▶ WHAT THIS TASK INVOLVES
Each line below with the string "text" should be copied.

▶ RECORDS SHOWN
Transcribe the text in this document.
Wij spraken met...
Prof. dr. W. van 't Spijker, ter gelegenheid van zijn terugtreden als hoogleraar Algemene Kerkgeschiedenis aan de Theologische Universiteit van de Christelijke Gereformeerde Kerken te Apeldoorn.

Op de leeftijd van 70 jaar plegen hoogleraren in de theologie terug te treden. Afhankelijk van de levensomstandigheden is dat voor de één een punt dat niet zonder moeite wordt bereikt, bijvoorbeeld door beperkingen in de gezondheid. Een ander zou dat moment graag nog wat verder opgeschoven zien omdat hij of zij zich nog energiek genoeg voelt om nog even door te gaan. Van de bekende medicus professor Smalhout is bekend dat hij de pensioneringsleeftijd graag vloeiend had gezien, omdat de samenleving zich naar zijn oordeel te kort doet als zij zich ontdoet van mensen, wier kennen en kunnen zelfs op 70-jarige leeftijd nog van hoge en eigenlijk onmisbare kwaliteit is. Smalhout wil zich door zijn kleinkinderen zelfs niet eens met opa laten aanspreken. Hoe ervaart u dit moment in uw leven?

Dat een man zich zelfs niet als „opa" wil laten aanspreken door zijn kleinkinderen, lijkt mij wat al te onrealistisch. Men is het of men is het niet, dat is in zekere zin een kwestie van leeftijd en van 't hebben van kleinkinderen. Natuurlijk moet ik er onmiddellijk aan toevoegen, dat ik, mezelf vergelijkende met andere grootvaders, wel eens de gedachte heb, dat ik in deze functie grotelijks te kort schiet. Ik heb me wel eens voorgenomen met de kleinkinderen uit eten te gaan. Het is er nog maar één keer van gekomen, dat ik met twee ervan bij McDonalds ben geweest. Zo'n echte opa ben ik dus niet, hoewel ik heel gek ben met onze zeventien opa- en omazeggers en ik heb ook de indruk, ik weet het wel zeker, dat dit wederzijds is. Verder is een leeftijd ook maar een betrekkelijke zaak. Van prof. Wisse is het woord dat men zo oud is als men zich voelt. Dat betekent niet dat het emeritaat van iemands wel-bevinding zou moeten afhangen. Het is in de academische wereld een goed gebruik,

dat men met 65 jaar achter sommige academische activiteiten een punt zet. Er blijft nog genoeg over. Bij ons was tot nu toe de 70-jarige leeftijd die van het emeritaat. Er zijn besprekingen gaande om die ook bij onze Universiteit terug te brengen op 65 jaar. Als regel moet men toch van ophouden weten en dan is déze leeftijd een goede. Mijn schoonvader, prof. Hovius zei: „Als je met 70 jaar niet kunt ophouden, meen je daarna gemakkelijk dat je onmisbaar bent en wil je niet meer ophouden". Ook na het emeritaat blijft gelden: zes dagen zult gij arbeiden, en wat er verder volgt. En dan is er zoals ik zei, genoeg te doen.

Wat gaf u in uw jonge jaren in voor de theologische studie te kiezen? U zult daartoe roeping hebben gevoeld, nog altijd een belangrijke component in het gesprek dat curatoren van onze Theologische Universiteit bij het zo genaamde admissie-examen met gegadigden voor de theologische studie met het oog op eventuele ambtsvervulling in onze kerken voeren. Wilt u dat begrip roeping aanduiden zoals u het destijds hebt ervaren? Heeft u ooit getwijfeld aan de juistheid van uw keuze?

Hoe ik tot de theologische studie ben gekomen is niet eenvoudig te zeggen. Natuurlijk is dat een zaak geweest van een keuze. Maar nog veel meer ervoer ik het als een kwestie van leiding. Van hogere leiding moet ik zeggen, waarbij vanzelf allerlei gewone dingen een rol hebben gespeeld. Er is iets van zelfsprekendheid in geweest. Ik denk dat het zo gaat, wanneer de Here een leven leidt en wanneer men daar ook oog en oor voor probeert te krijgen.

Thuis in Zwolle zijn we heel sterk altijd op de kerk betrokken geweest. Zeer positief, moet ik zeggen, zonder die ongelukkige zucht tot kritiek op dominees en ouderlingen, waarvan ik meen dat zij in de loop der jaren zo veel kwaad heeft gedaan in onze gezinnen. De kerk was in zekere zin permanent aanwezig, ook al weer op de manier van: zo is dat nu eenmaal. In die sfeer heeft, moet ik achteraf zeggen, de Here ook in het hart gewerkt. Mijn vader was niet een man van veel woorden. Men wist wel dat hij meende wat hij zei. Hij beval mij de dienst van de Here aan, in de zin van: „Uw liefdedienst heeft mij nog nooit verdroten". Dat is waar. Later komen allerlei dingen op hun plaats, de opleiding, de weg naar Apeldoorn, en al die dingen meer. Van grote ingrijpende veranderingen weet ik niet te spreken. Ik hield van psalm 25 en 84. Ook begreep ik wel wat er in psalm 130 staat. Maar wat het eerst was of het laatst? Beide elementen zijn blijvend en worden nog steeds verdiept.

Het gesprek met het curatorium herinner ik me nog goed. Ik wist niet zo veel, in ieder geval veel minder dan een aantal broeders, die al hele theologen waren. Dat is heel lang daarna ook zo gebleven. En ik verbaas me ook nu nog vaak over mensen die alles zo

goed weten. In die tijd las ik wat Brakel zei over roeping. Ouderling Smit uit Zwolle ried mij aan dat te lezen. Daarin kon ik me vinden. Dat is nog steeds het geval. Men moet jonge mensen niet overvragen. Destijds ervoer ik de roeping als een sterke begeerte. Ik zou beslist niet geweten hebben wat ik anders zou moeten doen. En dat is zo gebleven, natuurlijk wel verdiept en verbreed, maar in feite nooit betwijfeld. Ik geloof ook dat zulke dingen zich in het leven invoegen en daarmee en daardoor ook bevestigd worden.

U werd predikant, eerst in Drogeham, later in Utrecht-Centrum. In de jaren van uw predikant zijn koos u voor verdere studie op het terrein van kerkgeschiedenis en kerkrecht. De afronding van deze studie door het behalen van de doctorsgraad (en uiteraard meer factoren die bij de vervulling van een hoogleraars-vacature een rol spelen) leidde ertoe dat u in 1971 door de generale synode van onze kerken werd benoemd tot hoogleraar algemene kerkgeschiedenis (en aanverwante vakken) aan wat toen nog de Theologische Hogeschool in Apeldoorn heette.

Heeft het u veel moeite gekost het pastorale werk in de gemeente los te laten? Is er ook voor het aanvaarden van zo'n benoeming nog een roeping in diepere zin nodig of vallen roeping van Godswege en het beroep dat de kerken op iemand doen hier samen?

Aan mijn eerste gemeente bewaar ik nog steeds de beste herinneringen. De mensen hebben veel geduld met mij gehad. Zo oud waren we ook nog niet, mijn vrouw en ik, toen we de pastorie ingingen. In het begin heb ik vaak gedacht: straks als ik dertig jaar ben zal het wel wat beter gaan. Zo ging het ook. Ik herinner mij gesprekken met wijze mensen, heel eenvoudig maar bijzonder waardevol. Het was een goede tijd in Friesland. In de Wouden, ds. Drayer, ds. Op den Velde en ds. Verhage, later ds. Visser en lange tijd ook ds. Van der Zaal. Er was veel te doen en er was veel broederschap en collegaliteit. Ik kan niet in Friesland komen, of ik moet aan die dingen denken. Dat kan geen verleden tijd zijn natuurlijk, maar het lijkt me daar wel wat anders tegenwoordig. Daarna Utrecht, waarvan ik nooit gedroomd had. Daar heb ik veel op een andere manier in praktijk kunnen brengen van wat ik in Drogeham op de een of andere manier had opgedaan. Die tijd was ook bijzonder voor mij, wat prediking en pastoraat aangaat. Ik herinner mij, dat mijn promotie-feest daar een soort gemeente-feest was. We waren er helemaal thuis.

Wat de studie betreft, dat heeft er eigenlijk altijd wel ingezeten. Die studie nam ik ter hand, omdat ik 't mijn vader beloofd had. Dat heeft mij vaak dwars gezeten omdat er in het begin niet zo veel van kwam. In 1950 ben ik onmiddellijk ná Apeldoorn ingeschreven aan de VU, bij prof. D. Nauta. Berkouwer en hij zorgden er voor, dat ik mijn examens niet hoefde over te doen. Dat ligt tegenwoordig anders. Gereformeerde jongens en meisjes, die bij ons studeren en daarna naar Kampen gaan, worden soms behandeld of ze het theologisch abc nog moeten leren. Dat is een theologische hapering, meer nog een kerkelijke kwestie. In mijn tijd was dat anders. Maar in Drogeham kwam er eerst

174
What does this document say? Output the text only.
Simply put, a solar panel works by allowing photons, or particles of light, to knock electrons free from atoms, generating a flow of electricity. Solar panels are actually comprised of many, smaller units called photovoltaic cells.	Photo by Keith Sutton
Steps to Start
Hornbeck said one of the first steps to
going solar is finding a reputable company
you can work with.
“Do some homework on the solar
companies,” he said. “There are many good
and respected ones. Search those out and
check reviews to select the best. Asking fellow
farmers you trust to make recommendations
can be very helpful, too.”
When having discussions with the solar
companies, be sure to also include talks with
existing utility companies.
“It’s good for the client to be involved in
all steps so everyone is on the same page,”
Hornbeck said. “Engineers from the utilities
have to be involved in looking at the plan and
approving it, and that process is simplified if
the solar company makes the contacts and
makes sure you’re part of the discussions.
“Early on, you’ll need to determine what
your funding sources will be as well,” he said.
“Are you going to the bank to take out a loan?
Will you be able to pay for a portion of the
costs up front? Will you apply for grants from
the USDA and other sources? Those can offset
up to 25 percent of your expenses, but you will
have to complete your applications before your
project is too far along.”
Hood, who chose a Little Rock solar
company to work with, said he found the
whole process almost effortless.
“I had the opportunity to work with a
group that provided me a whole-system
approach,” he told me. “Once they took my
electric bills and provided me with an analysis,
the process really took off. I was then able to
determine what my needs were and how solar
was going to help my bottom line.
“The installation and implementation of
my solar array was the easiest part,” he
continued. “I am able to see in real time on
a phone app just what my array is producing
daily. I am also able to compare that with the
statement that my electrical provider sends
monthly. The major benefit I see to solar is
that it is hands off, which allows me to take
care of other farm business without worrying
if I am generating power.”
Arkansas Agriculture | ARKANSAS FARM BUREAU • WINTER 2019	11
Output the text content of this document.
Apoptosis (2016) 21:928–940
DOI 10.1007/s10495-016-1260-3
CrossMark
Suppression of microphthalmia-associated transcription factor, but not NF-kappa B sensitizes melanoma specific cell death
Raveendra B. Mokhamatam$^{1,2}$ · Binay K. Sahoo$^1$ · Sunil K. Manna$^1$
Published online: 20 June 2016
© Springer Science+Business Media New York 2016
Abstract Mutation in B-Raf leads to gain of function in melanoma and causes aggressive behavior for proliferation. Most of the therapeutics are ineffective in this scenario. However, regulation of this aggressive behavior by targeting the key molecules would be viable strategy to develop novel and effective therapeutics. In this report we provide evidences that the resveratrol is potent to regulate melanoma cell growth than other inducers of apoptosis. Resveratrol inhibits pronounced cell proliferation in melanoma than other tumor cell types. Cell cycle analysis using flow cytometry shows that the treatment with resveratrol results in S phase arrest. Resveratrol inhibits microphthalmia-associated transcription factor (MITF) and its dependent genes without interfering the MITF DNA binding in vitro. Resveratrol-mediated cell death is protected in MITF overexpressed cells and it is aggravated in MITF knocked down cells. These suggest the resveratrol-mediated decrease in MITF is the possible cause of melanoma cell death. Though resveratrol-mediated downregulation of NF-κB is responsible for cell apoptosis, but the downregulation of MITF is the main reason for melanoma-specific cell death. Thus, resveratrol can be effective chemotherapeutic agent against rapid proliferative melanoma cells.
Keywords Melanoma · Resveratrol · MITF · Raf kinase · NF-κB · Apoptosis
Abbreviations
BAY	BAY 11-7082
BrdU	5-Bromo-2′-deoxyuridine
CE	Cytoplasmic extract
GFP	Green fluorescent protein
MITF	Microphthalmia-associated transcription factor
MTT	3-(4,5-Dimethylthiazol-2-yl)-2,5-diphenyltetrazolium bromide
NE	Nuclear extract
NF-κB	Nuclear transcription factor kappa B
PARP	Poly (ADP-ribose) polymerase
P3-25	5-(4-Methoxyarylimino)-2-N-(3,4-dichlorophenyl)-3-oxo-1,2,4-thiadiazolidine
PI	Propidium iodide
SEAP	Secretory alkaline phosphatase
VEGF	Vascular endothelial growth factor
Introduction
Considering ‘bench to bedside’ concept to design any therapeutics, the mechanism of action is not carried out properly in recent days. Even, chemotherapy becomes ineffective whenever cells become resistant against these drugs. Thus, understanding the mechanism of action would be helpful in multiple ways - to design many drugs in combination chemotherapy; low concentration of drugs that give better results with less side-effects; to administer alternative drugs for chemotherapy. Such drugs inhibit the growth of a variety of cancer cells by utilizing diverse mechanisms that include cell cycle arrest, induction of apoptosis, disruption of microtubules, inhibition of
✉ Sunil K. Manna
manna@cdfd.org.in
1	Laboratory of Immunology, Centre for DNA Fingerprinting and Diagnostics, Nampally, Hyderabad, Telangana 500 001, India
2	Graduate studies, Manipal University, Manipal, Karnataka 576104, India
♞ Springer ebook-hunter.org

▶ SOLUTION BELOW
Transcribe the text in this document.
What does this document say? Output the text only.
Output the text content of this document.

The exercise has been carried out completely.